**Stated goal**
In the material below, find how many lines contain the string "name". Write only that number.

:::

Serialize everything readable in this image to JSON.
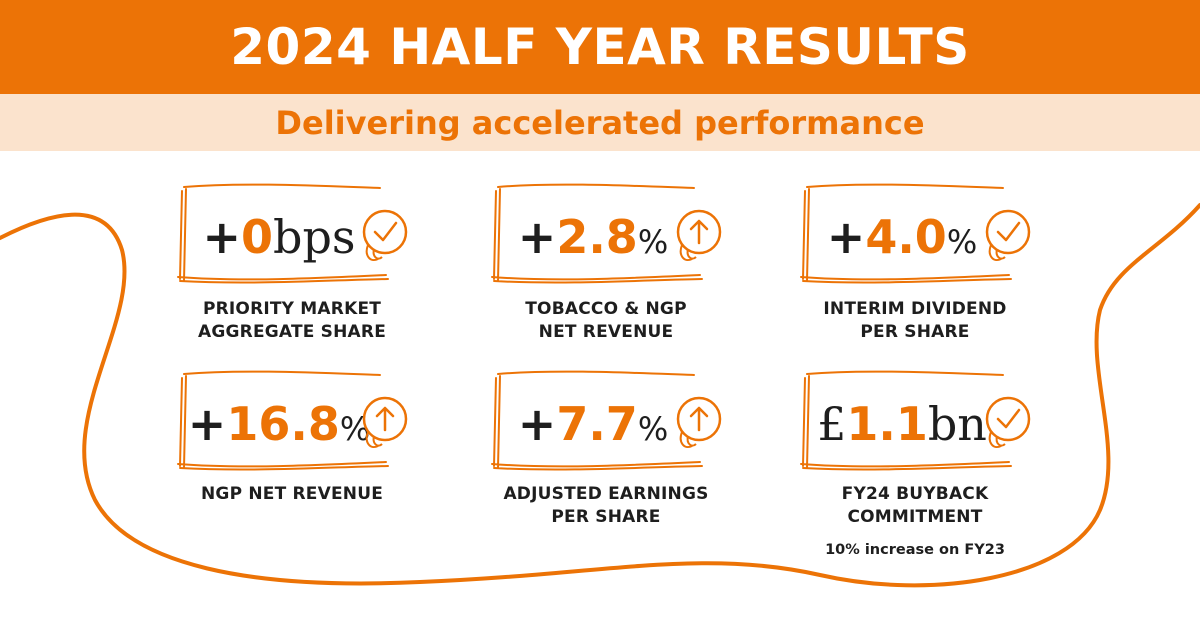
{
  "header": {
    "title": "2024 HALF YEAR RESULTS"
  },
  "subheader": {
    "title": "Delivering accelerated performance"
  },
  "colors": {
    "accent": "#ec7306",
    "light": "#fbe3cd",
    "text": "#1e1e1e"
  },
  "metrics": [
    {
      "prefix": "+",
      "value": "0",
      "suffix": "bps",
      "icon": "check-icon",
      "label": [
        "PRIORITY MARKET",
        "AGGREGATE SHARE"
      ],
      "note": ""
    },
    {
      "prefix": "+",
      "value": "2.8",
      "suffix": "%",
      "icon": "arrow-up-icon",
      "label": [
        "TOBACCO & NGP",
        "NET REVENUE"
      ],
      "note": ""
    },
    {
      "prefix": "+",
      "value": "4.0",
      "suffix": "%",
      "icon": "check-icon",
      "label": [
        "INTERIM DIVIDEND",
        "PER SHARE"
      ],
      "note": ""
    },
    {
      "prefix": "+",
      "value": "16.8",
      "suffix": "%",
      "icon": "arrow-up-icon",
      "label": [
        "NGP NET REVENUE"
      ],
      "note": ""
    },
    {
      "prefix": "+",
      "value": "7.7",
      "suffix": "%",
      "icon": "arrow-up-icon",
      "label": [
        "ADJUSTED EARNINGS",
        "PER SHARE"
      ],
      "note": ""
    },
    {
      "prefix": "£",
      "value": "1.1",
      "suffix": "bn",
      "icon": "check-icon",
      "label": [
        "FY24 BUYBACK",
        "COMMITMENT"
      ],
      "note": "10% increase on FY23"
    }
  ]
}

:::

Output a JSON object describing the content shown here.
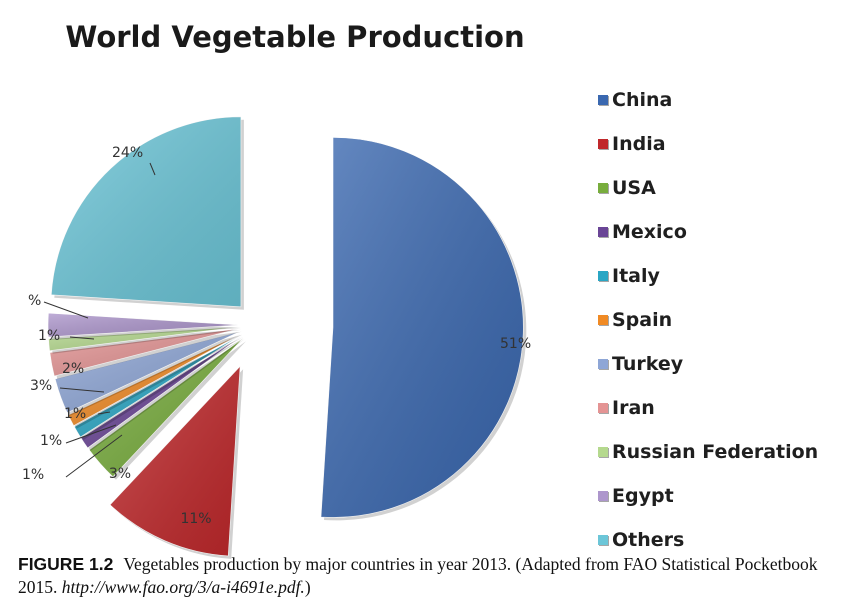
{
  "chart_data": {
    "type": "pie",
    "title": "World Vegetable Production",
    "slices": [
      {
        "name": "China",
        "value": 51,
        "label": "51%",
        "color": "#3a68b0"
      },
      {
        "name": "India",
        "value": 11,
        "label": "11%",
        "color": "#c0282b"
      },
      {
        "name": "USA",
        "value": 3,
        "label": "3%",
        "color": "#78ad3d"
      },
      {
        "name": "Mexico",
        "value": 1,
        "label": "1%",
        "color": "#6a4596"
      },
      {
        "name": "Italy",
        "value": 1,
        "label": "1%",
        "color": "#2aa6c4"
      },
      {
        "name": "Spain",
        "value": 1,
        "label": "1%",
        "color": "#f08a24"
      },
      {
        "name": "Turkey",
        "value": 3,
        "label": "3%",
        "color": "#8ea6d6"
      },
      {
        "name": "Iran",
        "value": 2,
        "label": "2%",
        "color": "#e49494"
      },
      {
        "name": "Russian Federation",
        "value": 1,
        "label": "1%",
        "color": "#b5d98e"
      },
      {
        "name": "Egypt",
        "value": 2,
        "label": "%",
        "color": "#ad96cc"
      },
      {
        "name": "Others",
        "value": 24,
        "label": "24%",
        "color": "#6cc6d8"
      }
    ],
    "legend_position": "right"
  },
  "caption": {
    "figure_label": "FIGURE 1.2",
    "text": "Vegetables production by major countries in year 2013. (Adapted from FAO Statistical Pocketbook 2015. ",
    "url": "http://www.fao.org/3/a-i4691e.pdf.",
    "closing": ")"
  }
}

:::

**The completed task**
11